Output nothing but the number of lines that include the word "from".

-- The data --
>>
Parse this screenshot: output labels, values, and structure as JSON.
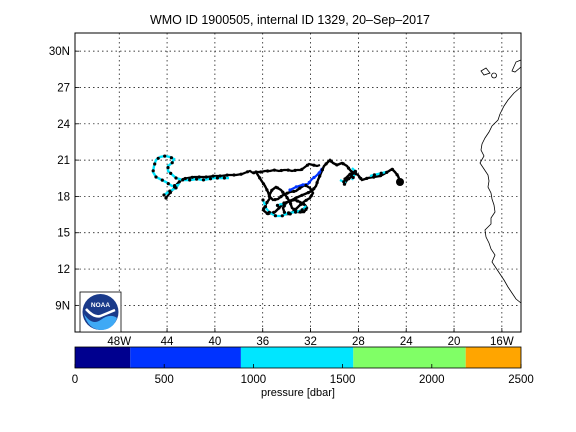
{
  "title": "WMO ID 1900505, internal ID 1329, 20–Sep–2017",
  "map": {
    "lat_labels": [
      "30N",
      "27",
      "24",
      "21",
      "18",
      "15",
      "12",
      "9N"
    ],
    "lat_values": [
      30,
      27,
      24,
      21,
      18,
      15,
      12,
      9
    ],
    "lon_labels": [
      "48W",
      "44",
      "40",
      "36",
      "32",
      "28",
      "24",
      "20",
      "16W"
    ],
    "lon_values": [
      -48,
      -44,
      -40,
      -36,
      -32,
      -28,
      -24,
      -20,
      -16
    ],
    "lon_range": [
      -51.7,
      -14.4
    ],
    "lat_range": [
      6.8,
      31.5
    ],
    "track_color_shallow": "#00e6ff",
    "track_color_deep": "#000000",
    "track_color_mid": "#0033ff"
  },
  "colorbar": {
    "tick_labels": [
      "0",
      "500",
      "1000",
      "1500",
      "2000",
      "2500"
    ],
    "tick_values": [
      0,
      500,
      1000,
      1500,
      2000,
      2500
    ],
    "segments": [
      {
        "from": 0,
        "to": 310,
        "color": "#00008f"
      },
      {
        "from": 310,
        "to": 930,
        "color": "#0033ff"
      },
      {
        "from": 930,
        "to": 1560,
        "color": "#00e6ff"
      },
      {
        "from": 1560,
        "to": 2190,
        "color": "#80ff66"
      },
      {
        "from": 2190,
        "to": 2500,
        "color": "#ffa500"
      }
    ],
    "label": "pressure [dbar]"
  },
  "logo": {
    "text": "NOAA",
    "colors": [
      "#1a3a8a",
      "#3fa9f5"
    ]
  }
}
<<
-- Result below --
5